* Data for this task:
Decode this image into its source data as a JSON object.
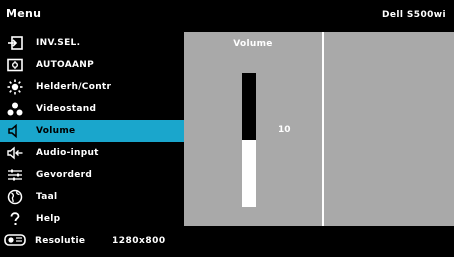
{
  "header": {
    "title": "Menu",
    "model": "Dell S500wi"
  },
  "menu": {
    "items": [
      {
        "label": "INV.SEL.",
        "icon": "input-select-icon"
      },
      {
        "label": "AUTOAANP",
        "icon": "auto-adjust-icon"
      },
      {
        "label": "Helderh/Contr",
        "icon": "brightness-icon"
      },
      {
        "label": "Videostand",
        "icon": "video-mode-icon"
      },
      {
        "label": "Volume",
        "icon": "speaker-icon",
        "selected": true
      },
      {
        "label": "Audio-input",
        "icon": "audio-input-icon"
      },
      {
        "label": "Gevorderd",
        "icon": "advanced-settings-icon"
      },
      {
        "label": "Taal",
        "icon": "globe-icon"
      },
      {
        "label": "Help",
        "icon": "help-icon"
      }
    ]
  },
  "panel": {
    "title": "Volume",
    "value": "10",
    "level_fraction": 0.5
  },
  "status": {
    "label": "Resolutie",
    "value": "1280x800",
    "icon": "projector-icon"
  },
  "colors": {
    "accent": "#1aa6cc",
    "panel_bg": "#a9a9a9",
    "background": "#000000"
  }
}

==

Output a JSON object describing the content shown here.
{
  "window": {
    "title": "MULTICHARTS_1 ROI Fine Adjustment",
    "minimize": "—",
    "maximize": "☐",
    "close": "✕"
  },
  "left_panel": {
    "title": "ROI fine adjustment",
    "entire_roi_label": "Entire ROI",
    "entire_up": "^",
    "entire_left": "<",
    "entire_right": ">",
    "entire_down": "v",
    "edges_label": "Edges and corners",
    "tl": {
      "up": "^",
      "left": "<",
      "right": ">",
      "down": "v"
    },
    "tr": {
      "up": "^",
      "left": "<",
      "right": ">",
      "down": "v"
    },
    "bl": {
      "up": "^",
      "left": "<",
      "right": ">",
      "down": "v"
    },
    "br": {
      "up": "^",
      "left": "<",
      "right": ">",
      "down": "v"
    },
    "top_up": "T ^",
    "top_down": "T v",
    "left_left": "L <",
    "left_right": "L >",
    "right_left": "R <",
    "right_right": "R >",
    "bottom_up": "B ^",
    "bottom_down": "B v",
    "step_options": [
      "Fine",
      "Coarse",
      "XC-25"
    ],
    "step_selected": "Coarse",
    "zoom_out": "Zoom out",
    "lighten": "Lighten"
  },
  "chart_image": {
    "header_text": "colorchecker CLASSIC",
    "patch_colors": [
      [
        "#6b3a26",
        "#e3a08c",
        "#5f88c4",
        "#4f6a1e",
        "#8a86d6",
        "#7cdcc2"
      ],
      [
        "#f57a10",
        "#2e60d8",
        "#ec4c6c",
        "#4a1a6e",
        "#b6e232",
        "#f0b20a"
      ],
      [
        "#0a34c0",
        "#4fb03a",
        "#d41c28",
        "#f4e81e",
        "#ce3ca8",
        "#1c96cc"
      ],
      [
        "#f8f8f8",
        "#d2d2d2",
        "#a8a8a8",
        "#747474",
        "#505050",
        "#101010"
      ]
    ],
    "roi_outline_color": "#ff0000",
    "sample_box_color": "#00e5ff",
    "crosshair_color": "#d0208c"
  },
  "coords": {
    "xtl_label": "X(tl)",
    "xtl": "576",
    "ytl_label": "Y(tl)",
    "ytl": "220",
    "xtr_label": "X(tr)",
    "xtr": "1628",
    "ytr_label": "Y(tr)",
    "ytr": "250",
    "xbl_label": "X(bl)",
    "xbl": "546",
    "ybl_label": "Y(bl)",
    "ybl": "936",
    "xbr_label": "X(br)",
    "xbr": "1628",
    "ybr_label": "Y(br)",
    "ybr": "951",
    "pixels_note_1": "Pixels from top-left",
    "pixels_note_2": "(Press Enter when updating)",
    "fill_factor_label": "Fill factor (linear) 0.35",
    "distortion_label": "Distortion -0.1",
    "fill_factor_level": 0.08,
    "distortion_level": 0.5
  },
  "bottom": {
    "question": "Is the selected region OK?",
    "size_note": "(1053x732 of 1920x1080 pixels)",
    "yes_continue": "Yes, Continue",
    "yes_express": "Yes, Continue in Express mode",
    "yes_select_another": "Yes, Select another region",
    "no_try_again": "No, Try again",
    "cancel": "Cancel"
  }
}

* * *

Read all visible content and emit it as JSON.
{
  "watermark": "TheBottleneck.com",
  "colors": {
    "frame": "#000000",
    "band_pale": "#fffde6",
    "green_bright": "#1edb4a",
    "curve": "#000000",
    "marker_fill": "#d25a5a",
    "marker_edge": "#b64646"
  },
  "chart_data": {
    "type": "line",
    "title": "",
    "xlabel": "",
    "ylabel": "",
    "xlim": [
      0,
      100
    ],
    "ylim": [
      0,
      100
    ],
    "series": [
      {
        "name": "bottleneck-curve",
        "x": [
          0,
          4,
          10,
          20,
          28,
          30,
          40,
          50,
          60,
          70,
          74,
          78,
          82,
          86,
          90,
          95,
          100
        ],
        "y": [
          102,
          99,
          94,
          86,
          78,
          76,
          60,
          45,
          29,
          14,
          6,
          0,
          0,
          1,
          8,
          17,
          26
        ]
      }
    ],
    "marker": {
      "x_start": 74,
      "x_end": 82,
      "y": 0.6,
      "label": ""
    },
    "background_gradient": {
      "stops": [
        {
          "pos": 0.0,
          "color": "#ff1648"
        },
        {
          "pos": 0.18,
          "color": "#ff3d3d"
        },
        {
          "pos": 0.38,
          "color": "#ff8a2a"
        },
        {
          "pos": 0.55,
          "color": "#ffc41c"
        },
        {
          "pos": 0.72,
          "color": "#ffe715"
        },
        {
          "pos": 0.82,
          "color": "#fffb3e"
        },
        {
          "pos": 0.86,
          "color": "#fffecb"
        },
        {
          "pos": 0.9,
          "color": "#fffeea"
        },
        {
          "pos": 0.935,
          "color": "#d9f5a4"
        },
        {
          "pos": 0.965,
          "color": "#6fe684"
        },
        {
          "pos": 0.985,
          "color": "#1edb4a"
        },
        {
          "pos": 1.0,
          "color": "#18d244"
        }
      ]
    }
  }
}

* Goal:
Working from the listing above, pick out every line that has "curve" and copy it.

* Expected answer:
    "curve": "#000000",
        "name": "bottleneck-curve",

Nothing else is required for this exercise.